Direction> From the records, pick out and copy each line containing "Number".

☆ ☆ ☆ ☆ ☆ ☆ ☆

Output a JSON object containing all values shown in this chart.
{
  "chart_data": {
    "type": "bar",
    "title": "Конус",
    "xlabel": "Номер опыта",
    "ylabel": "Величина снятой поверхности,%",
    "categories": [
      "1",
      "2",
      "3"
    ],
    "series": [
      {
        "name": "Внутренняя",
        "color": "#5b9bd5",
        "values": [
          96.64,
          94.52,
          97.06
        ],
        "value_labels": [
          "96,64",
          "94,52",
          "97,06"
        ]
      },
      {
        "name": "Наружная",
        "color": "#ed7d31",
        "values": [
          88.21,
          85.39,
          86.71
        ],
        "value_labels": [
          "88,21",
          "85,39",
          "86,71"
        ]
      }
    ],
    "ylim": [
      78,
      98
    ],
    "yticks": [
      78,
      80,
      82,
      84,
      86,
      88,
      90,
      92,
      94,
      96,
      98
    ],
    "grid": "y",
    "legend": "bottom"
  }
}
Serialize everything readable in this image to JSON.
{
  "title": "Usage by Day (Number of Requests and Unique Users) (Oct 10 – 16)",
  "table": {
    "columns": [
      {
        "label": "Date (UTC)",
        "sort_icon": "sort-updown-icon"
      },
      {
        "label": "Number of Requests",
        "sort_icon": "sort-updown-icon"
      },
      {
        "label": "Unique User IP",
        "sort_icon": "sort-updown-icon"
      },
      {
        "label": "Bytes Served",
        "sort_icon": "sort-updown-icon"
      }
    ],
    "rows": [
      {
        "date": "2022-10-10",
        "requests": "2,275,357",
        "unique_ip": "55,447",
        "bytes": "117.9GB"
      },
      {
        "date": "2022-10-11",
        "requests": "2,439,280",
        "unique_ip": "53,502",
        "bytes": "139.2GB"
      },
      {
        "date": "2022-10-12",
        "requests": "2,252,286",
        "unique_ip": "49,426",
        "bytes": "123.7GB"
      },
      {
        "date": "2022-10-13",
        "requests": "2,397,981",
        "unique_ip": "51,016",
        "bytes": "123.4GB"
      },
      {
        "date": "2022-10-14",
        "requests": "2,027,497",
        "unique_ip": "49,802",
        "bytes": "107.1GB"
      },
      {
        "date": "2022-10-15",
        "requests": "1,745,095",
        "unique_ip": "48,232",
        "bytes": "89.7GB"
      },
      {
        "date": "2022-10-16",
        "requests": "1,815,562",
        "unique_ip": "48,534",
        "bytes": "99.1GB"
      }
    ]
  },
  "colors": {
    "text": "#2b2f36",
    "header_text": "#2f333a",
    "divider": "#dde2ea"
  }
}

☆ ☆ ☆ ☆ ☆ ☆ ☆

Exercise solution>
  "title": "Usage by Day (Number of Requests and Unique Users) (Oct 10 – 16)",
        "label": "Number of Requests",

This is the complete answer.